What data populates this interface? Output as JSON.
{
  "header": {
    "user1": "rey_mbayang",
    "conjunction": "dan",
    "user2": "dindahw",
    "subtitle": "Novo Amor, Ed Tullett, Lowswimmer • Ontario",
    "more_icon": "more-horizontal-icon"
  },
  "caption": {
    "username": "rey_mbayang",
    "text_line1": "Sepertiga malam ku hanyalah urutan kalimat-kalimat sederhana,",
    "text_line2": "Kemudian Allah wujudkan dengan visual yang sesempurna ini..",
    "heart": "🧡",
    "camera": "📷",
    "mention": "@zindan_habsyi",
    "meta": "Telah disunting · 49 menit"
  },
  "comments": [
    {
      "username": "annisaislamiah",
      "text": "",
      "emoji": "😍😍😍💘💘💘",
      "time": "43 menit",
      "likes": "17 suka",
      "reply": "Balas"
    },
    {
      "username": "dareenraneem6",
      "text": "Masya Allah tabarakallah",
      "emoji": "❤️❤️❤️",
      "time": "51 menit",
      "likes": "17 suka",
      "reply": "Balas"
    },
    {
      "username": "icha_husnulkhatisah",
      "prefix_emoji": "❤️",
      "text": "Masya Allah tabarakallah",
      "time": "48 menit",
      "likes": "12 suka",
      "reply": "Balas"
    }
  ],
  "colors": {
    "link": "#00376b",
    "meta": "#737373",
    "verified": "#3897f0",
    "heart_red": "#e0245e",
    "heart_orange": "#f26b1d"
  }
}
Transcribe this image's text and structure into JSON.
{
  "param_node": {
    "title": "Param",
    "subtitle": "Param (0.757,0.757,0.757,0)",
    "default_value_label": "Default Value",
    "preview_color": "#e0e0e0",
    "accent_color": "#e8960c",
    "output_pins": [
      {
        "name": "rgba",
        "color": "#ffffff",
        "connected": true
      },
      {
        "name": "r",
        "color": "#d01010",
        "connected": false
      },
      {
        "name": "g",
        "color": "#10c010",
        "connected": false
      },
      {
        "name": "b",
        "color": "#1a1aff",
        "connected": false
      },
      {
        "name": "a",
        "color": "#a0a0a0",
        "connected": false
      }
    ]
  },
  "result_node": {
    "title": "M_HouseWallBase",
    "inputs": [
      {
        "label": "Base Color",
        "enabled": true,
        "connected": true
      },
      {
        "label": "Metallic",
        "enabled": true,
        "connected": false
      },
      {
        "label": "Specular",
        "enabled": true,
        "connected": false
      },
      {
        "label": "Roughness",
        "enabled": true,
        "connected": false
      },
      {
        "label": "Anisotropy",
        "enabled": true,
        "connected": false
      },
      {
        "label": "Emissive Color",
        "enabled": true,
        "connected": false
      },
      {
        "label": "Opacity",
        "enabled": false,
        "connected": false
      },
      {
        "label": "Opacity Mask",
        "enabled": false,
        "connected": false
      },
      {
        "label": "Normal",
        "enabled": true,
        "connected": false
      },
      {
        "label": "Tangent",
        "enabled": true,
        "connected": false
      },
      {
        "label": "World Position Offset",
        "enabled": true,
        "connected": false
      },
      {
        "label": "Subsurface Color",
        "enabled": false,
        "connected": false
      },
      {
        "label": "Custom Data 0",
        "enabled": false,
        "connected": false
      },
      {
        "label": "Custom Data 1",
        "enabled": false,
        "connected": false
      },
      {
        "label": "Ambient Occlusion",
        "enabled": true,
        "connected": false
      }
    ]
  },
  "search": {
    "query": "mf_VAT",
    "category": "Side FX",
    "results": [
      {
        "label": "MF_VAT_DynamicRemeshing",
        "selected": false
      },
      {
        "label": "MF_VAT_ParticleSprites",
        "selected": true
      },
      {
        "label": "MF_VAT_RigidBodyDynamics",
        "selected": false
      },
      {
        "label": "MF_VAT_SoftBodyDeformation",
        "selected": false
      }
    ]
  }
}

# TASK TO CARRY OUT
Look through the records and gather each line with the word "JSON".

# IN RESPONSE
What data populates this interface? Output as JSON.
Transcribe this image's text and structure into JSON.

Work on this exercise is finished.